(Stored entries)
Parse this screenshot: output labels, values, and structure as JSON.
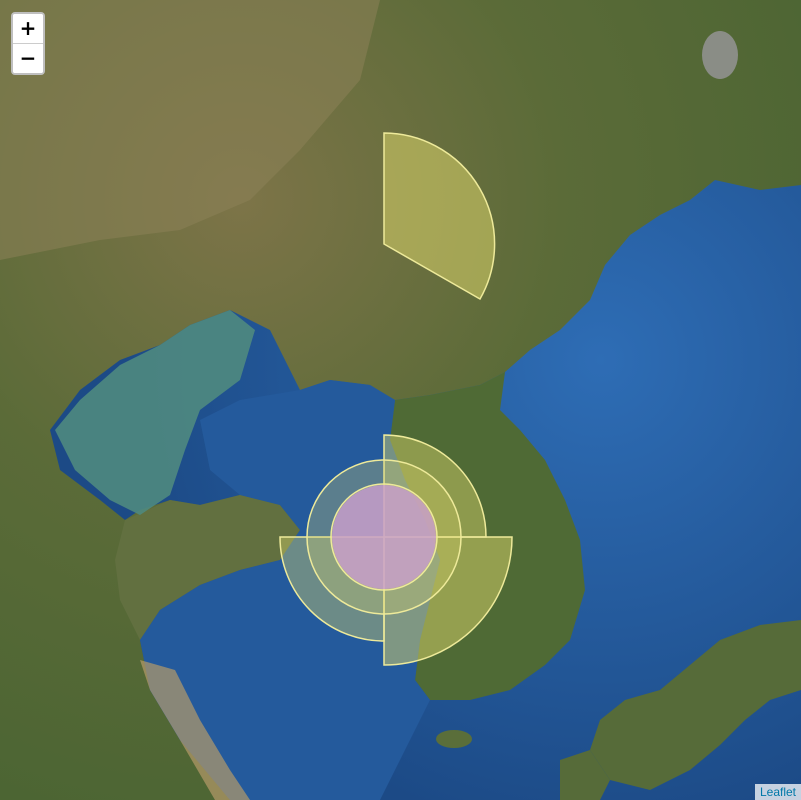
{
  "map": {
    "type": "satellite",
    "colors": {
      "land_base": "#5c6f3a",
      "land_dry": "#8f8457",
      "sea": "#1f4f8c",
      "shallow_sea": "#4f8b84",
      "sector_fill": "#d9d46a",
      "sector_stroke": "#eeea9a",
      "center_fill": "#c89ad6"
    }
  },
  "zoom_control": {
    "zoom_in_label": "+",
    "zoom_out_label": "−"
  },
  "attribution": {
    "text": "Leaflet"
  }
}
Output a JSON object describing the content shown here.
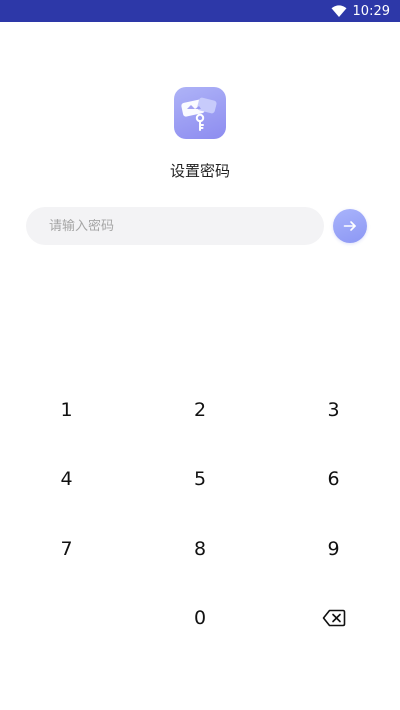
{
  "status_bar": {
    "time": "10:29",
    "icons": [
      "wifi-icon"
    ],
    "background": "#2d38a8"
  },
  "app": {
    "icon": "wallet-key-icon",
    "title": "设置密码"
  },
  "password": {
    "placeholder": "请输入密码",
    "value": ""
  },
  "submit": {
    "icon": "arrow-right-icon",
    "accent": "#97a2f7"
  },
  "keypad": {
    "keys": [
      "1",
      "2",
      "3",
      "4",
      "5",
      "6",
      "7",
      "8",
      "9",
      "",
      "0"
    ],
    "backspace_icon": "backspace-icon"
  }
}
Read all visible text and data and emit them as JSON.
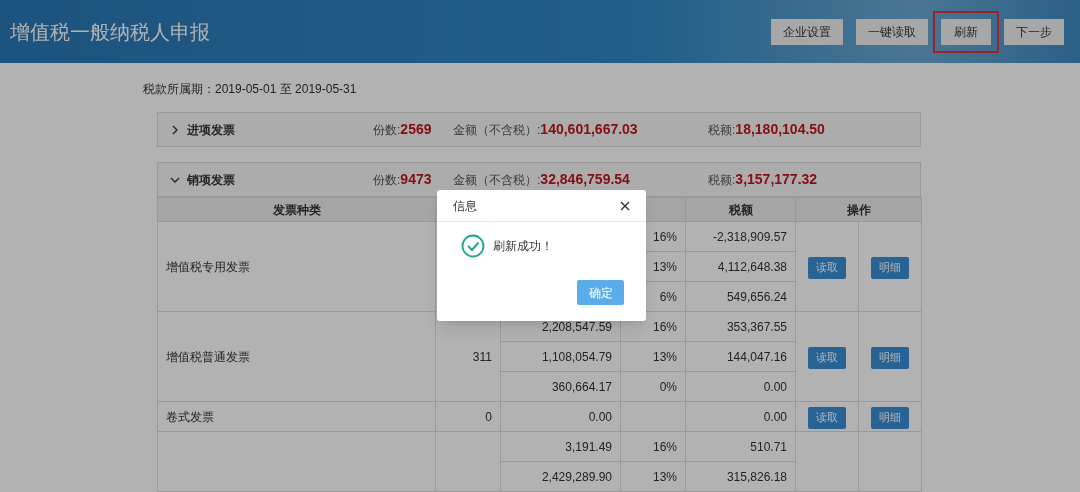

What needs to be done: Copy the material exactly. Do not include the pictures.

Exercise solution:
Parse this screenshot: output labels, values, and structure as JSON.
{
  "map": {
    "type": "satellite",
    "colors": {
      "land_base": "#5c6f3a",
      "land_dry": "#8f8457",
      "sea": "#1f4f8c",
      "shallow_sea": "#4f8b84",
      "sector_fill": "#d9d46a",
      "sector_stroke": "#eeea9a",
      "center_fill": "#c89ad6"
    }
  },
  "zoom_control": {
    "zoom_in_label": "+",
    "zoom_out_label": "−"
  },
  "attribution": {
    "text": "Leaflet"
  }
}
Output a JSON object describing the content shown here.
{
  "status_bar": {
    "time": "10:29",
    "icons": [
      "wifi-icon"
    ],
    "background": "#2d38a8"
  },
  "app": {
    "icon": "wallet-key-icon",
    "title": "设置密码"
  },
  "password": {
    "placeholder": "请输入密码",
    "value": ""
  },
  "submit": {
    "icon": "arrow-right-icon",
    "accent": "#97a2f7"
  },
  "keypad": {
    "keys": [
      "1",
      "2",
      "3",
      "4",
      "5",
      "6",
      "7",
      "8",
      "9",
      "",
      "0"
    ],
    "backspace_icon": "backspace-icon"
  }
}
Read all visible text and data and emit them as JSON.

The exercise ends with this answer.